**MATERIAL SUPPLIED:**
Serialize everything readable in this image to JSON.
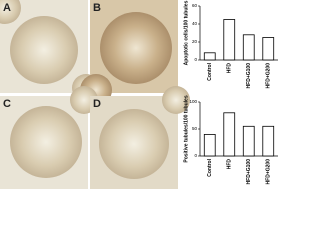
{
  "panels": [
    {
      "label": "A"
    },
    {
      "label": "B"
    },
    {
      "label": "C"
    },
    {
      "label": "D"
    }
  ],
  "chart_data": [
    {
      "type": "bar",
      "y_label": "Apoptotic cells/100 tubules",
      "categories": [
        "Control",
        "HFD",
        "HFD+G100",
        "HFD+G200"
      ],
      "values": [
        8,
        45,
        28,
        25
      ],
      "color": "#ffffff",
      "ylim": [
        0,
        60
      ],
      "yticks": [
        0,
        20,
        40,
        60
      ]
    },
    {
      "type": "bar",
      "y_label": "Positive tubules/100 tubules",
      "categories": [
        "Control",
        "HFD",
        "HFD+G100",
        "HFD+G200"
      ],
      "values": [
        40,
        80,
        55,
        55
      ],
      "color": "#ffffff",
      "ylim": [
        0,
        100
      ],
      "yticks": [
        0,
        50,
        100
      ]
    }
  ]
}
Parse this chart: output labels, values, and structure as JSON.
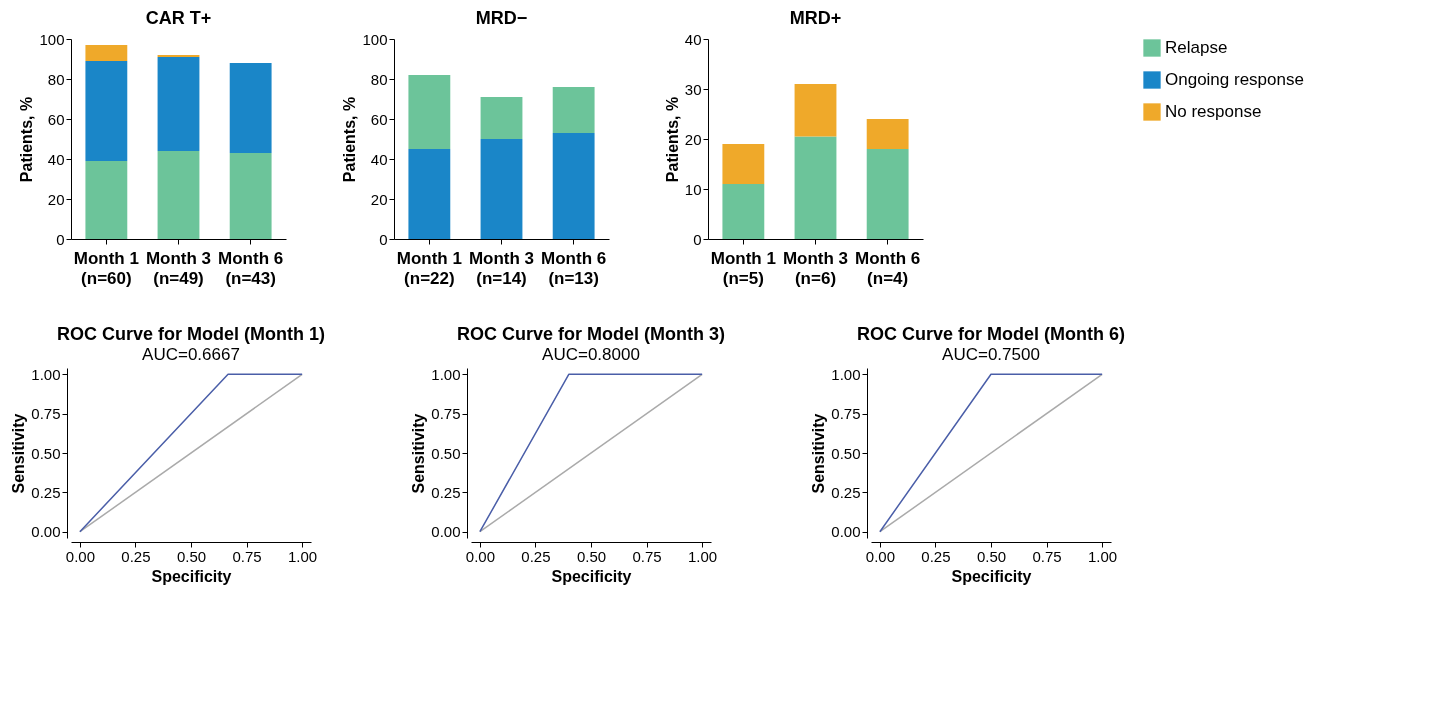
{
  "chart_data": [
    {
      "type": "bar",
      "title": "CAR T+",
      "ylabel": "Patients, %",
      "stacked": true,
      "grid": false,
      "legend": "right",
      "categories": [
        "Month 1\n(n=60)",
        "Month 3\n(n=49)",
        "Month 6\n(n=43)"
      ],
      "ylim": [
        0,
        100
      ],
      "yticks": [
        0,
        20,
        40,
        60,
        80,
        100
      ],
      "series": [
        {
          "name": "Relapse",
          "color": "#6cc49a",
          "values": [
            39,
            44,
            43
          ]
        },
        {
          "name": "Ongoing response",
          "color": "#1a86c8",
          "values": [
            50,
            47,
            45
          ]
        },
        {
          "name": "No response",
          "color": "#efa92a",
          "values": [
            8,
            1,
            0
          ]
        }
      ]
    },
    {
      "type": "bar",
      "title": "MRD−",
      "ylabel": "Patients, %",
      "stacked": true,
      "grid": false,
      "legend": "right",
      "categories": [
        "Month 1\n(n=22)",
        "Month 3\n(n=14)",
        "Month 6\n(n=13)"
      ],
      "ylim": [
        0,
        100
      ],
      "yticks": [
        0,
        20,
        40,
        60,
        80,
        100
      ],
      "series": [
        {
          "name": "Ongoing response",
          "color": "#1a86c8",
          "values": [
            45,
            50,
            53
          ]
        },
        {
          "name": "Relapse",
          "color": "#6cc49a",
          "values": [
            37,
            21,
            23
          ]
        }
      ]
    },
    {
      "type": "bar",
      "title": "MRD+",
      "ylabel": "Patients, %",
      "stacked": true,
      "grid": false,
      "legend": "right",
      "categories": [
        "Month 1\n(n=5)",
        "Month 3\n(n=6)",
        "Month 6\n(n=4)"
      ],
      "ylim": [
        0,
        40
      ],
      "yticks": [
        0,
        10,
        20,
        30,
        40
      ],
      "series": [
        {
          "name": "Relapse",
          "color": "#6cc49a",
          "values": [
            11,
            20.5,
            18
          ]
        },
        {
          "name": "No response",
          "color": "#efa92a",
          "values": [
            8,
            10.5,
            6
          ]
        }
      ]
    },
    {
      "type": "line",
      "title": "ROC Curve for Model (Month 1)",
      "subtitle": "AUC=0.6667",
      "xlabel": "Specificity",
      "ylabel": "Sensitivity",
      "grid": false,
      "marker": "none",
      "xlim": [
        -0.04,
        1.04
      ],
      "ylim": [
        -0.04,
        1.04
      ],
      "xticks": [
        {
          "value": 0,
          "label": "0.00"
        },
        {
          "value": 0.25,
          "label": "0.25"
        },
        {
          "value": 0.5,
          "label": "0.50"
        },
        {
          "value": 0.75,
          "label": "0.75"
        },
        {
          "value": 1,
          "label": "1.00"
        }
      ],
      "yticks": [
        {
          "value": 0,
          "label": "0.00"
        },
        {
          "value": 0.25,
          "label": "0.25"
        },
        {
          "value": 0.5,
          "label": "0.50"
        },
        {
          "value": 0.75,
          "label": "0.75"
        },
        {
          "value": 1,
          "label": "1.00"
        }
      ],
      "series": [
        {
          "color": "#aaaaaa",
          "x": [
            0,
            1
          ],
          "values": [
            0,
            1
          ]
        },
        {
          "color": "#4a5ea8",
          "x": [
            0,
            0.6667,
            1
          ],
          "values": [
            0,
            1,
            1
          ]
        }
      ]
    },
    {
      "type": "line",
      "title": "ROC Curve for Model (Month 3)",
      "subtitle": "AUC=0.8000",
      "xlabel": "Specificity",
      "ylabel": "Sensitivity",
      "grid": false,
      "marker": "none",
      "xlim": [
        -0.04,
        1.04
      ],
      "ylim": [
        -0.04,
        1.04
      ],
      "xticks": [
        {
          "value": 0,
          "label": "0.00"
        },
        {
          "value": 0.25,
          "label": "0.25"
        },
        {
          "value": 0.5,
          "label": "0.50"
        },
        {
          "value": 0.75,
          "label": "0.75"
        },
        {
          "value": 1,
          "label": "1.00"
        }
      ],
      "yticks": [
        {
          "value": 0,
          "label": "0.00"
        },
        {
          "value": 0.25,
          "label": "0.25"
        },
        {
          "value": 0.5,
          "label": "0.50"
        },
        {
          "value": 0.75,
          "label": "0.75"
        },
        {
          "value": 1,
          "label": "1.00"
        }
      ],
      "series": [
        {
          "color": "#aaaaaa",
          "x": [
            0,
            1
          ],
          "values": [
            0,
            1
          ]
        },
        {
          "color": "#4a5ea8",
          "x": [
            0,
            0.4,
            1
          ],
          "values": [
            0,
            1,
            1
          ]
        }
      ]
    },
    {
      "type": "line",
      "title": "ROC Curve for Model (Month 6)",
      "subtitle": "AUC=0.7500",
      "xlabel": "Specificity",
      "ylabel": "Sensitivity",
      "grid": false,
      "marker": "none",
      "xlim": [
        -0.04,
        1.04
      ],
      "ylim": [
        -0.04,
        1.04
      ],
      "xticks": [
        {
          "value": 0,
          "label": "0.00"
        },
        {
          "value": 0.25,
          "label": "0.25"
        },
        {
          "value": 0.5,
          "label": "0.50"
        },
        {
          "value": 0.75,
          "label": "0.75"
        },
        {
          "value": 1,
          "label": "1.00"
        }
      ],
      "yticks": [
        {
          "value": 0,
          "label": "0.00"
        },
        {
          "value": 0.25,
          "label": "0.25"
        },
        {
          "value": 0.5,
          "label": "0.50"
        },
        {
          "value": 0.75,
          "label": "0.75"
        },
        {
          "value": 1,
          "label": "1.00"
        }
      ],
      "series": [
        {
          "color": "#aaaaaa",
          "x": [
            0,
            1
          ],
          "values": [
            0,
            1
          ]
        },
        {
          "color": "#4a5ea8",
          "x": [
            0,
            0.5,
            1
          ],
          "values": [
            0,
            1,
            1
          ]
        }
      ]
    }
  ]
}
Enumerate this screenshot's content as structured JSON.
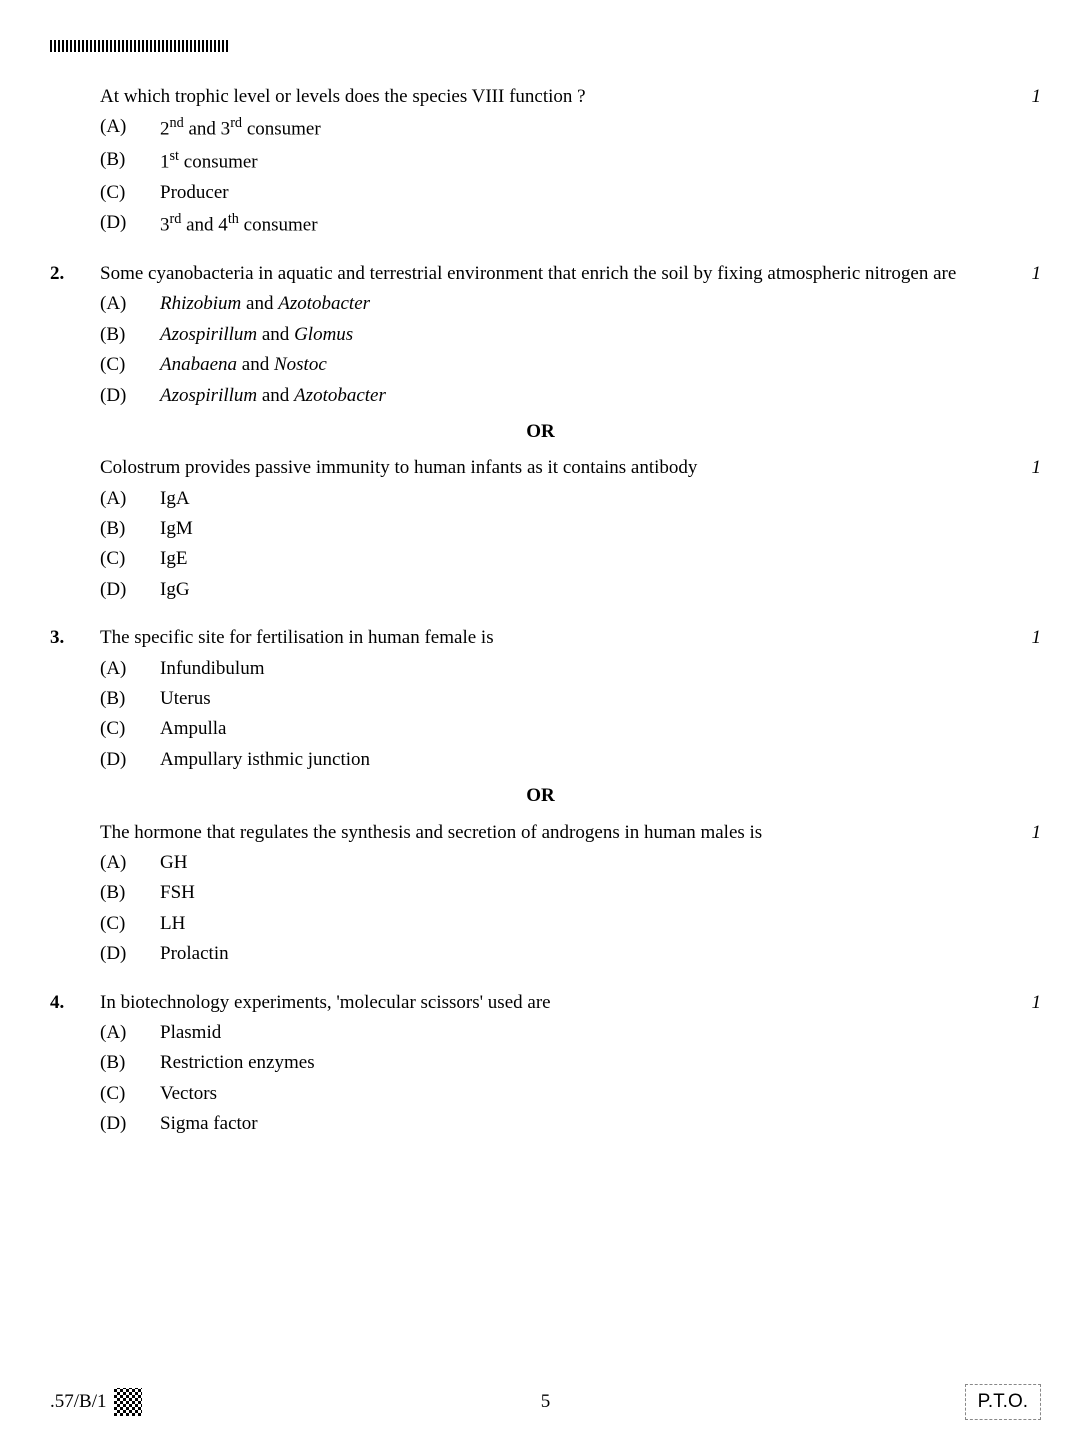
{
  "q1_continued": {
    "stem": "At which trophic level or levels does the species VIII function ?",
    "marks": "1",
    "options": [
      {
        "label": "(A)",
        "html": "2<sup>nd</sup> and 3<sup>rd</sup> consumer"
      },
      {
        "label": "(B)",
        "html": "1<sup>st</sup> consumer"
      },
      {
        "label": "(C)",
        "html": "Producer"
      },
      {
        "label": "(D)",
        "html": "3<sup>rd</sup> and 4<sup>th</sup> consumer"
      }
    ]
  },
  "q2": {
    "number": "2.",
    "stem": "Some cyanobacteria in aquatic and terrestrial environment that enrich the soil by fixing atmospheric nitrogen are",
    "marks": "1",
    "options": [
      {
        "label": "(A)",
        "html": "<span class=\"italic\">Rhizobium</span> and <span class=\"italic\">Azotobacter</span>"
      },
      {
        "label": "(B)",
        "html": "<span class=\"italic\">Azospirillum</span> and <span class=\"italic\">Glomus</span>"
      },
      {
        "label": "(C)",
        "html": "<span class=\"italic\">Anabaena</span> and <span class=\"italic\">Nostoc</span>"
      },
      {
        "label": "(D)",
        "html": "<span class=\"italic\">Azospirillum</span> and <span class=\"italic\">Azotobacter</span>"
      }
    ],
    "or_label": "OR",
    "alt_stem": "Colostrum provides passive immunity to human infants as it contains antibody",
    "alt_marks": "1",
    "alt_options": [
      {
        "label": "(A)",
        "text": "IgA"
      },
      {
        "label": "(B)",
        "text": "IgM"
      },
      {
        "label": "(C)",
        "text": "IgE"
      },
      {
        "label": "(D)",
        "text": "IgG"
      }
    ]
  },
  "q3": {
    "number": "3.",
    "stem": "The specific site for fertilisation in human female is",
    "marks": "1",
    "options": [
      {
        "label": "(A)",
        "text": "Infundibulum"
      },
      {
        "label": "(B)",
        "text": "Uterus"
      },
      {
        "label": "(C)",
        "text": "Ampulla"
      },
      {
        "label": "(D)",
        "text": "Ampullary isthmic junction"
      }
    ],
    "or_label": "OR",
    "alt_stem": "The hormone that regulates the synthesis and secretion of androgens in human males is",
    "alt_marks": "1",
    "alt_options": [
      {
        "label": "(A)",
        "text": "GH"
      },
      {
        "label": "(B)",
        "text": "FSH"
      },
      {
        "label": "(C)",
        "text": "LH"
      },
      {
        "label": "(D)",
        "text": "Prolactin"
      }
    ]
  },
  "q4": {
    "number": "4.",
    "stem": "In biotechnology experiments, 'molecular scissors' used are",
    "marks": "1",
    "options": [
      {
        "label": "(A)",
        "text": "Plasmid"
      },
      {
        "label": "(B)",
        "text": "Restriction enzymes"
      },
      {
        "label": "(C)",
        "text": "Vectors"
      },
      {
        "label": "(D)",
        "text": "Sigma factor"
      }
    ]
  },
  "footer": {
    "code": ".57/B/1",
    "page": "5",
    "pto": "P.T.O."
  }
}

**ASSIGNED TASK:** Filter the records above, keeping each line that contains the word "Curve".

**REPLY TO THE TASK:**
      "title": "ROC Curve for Model (Month 1)",
      "title": "ROC Curve for Model (Month 3)",
      "title": "ROC Curve for Model (Month 6)",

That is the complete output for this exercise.